**What is needed**
Which lines below hold the word "bottom"? Report each one.

**Material for this exercise**
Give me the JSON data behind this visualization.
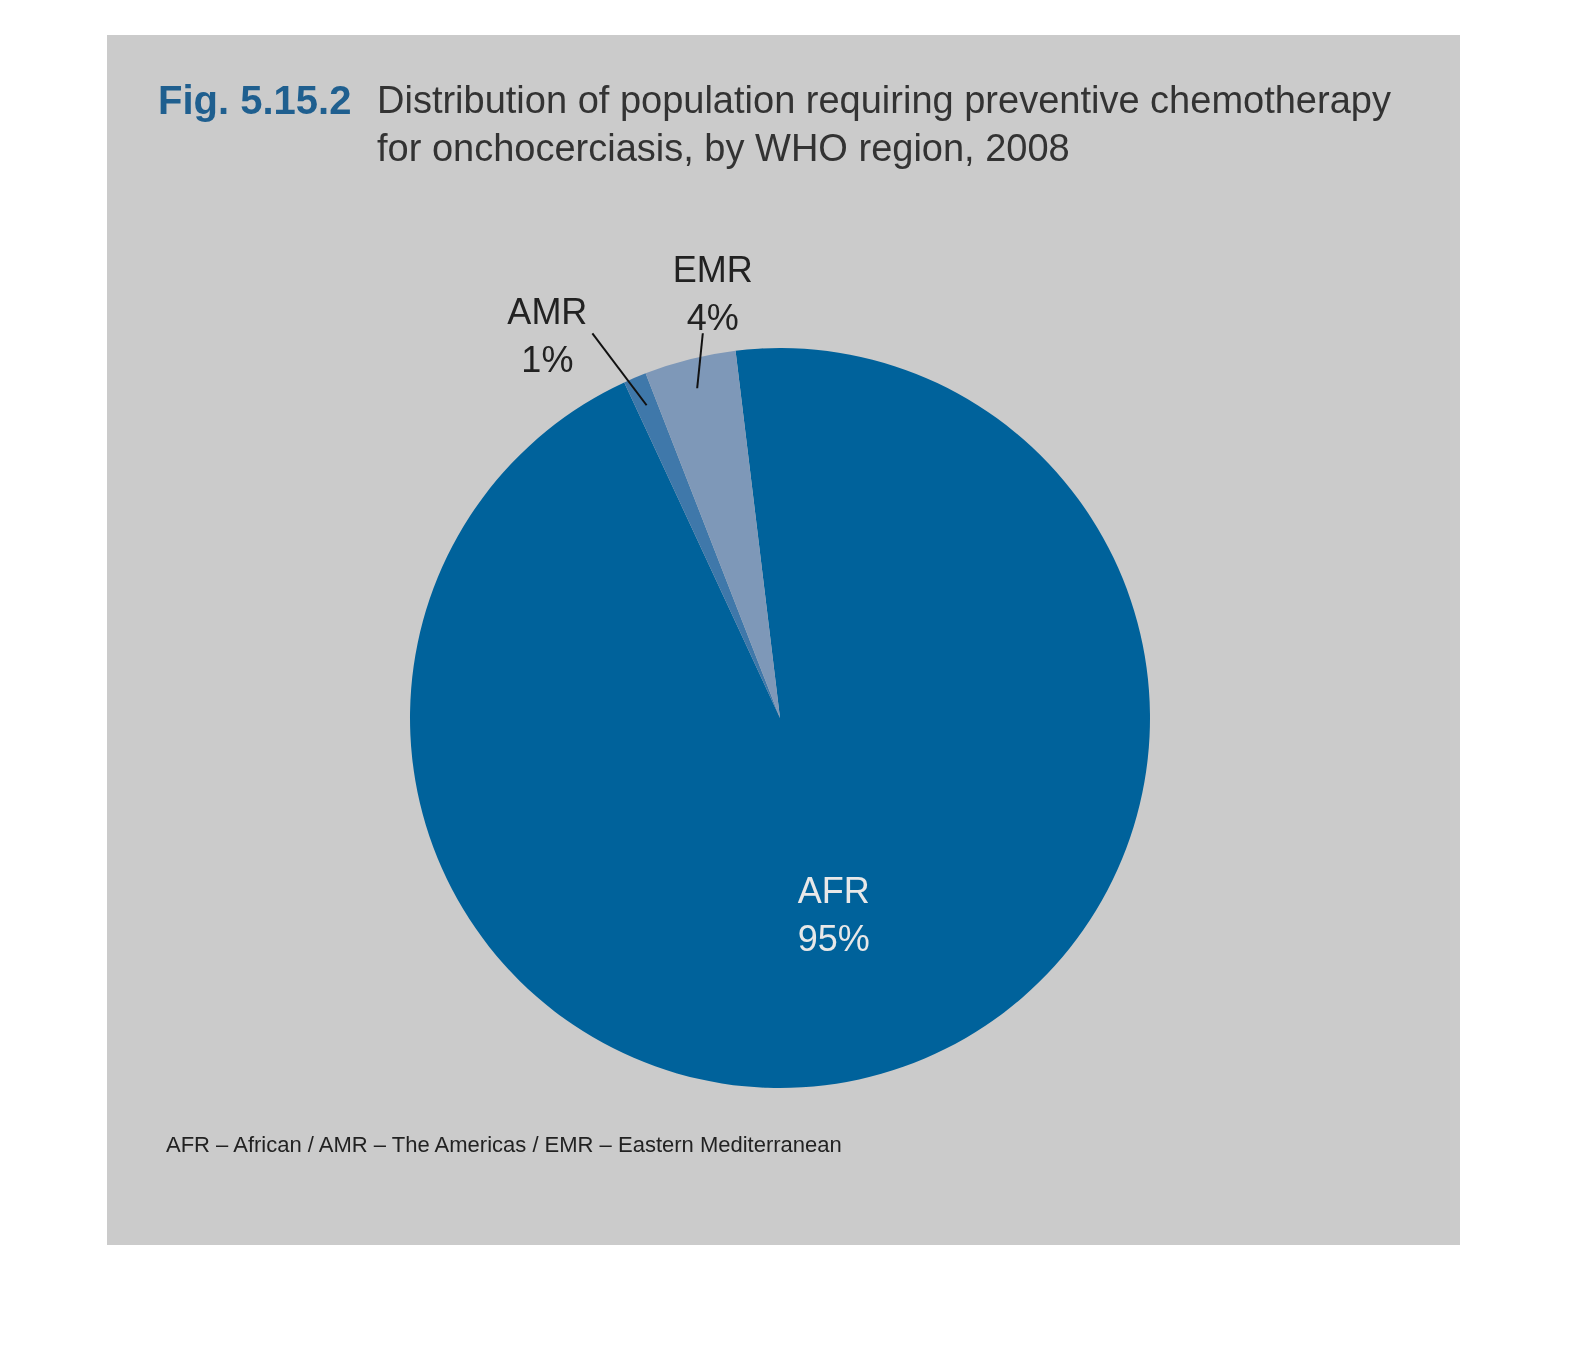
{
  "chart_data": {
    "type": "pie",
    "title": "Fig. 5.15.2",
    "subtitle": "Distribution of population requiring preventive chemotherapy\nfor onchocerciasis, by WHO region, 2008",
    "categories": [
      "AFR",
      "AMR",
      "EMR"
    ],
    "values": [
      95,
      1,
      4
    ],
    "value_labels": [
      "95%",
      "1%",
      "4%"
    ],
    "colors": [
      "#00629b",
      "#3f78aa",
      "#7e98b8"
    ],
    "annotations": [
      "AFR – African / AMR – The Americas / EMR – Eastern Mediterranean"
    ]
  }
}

---

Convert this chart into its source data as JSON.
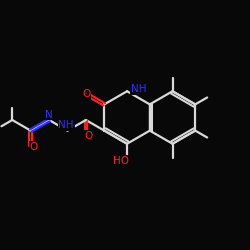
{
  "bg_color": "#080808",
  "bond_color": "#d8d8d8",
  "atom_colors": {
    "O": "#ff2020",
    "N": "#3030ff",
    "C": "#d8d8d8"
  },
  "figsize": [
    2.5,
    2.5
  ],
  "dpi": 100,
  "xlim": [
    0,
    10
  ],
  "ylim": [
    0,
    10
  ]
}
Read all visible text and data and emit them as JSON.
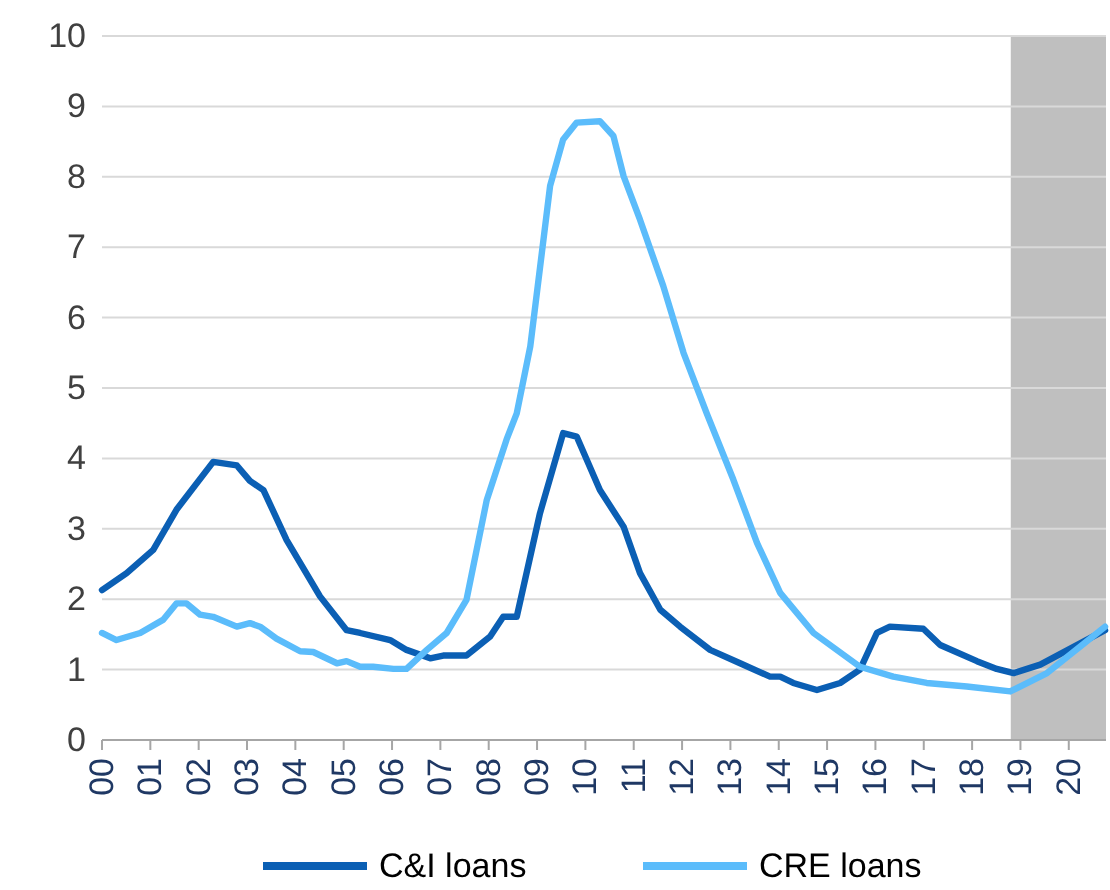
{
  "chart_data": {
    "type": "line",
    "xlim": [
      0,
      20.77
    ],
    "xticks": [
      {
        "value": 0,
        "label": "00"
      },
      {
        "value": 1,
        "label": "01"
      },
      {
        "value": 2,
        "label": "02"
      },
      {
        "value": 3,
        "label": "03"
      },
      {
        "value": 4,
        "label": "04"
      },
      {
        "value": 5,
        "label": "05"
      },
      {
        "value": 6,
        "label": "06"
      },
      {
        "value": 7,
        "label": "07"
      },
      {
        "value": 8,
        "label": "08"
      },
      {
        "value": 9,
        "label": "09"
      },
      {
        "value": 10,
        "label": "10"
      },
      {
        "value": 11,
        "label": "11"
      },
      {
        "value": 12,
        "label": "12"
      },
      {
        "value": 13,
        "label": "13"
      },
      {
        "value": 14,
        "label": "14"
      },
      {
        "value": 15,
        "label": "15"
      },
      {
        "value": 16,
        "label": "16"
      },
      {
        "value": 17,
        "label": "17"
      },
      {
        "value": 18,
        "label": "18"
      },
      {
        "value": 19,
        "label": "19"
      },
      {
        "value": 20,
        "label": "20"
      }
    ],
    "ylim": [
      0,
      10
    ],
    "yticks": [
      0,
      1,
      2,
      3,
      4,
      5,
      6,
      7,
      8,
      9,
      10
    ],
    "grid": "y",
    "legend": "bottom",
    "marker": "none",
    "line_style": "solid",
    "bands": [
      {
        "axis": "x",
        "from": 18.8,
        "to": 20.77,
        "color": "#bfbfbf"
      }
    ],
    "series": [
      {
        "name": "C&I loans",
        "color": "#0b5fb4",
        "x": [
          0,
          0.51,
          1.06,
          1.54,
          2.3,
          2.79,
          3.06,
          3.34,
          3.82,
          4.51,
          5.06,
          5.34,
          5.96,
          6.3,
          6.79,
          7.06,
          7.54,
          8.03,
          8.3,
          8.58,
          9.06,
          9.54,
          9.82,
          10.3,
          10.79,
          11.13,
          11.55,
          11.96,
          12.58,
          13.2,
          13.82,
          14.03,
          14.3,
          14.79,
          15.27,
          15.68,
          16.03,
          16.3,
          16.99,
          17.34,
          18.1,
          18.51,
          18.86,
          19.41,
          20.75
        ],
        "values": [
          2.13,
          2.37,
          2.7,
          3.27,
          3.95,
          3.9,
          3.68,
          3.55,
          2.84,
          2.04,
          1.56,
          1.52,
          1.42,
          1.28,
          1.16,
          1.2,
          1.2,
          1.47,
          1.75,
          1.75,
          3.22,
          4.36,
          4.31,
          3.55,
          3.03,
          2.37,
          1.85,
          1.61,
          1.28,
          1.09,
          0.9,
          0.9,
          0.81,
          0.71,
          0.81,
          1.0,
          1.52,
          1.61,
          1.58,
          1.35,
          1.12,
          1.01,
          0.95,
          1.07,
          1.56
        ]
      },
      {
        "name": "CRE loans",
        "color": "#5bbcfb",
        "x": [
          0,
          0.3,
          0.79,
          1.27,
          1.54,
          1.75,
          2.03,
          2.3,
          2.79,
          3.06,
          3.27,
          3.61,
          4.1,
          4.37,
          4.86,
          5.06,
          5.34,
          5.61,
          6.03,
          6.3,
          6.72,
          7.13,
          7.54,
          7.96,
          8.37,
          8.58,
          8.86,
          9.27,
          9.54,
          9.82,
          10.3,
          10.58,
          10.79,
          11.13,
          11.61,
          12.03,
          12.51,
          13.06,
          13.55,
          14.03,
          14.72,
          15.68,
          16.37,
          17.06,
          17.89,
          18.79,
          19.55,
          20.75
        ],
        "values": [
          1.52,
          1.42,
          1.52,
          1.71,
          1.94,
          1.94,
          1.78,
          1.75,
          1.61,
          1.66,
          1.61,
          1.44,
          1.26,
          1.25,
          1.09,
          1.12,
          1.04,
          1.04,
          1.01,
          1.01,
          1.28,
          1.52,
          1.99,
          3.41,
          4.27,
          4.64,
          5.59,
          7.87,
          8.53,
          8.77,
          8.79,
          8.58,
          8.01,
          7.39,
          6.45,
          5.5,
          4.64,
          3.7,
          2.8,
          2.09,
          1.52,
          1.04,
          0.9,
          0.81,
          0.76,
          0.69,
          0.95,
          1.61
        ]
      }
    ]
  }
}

--

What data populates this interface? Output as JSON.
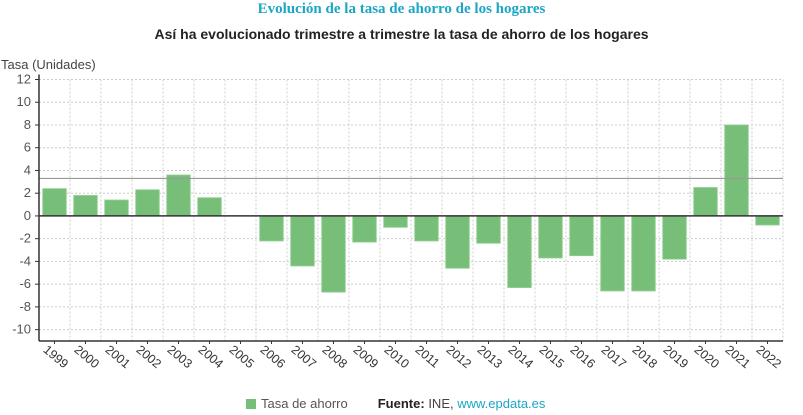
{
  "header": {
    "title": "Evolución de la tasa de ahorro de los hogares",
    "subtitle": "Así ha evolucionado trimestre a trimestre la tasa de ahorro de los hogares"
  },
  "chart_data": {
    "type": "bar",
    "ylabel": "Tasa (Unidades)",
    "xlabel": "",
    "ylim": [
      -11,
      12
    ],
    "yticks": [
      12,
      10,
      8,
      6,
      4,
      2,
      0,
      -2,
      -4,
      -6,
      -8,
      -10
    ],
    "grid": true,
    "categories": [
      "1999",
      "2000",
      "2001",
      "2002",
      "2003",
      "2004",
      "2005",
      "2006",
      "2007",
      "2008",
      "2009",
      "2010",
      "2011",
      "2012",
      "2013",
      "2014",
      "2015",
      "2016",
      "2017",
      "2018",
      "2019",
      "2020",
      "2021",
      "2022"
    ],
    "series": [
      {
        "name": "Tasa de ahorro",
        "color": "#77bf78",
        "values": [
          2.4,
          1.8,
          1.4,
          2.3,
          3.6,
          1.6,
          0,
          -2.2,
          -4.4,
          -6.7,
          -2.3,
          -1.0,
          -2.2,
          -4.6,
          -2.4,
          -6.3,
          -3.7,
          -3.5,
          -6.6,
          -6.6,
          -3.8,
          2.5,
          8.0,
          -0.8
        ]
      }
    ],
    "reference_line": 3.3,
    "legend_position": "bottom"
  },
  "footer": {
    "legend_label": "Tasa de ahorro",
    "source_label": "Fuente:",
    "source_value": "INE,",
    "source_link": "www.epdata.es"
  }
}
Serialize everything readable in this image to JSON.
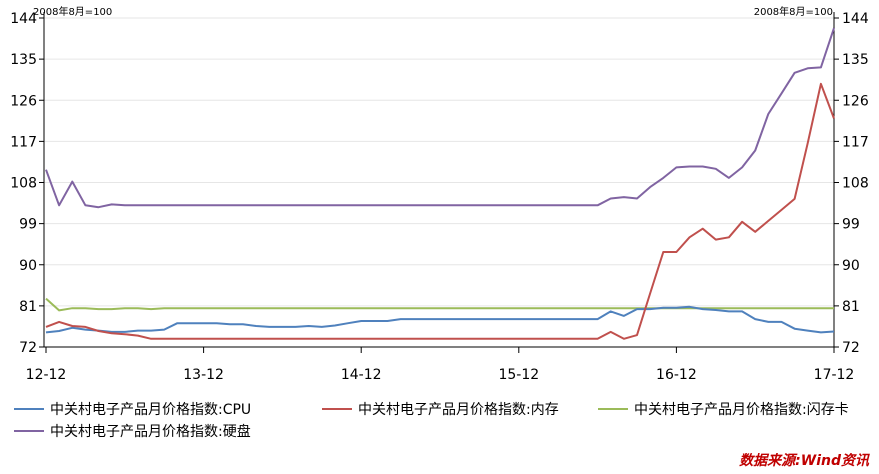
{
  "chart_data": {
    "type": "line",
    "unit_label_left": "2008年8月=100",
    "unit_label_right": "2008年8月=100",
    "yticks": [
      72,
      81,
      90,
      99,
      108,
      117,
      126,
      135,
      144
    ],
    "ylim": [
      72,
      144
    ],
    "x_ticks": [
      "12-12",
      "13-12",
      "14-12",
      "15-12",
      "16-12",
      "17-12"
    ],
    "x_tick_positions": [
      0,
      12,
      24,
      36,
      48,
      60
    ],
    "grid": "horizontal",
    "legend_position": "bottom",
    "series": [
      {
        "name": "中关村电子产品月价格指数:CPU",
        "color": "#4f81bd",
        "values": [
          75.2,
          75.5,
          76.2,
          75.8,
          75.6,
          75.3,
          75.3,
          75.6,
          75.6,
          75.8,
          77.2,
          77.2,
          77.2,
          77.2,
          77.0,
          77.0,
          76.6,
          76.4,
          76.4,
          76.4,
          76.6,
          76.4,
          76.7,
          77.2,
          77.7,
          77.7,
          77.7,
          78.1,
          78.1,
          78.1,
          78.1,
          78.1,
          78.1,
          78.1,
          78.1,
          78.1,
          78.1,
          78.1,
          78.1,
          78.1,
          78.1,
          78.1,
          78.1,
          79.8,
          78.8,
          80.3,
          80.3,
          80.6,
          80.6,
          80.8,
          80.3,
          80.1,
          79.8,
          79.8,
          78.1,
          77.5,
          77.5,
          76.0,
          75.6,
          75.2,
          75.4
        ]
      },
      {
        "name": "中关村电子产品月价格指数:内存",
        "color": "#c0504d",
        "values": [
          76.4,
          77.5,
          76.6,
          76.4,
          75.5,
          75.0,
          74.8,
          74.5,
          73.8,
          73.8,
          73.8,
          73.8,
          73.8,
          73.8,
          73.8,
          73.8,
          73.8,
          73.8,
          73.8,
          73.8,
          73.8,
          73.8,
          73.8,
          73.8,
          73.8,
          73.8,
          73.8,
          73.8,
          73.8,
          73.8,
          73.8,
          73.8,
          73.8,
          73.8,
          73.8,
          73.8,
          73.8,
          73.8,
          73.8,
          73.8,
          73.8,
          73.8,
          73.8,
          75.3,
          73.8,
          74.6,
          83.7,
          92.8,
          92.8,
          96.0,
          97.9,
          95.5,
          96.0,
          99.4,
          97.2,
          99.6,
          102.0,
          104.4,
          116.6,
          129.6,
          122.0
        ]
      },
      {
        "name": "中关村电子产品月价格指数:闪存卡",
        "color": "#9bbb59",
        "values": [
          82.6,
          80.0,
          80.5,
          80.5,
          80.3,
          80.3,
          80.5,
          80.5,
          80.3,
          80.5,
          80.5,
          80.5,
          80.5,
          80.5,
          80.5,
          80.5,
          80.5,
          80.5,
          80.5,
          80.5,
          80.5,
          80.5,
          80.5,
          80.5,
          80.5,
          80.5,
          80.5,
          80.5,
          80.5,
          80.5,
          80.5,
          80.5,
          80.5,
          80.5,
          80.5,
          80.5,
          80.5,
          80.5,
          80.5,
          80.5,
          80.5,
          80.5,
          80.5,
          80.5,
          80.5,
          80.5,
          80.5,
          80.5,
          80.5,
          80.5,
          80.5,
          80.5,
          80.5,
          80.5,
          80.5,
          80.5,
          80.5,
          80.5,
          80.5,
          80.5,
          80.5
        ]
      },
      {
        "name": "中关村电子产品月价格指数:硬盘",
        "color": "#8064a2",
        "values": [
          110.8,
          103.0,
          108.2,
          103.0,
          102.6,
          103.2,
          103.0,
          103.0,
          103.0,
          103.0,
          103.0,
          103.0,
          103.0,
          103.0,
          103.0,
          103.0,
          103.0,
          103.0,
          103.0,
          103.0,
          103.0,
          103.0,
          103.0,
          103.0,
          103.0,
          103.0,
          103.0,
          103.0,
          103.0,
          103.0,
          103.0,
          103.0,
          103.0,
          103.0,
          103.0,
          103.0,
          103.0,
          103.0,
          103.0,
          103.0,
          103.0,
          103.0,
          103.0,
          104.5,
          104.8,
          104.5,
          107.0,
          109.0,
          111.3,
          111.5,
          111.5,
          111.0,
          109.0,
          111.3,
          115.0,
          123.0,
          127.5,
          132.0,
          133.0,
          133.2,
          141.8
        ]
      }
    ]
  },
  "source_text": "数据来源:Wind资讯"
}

**Final answer**
    "legend": "bottom",
    "legend_position": "bottom"
    "legend_position": "bottom",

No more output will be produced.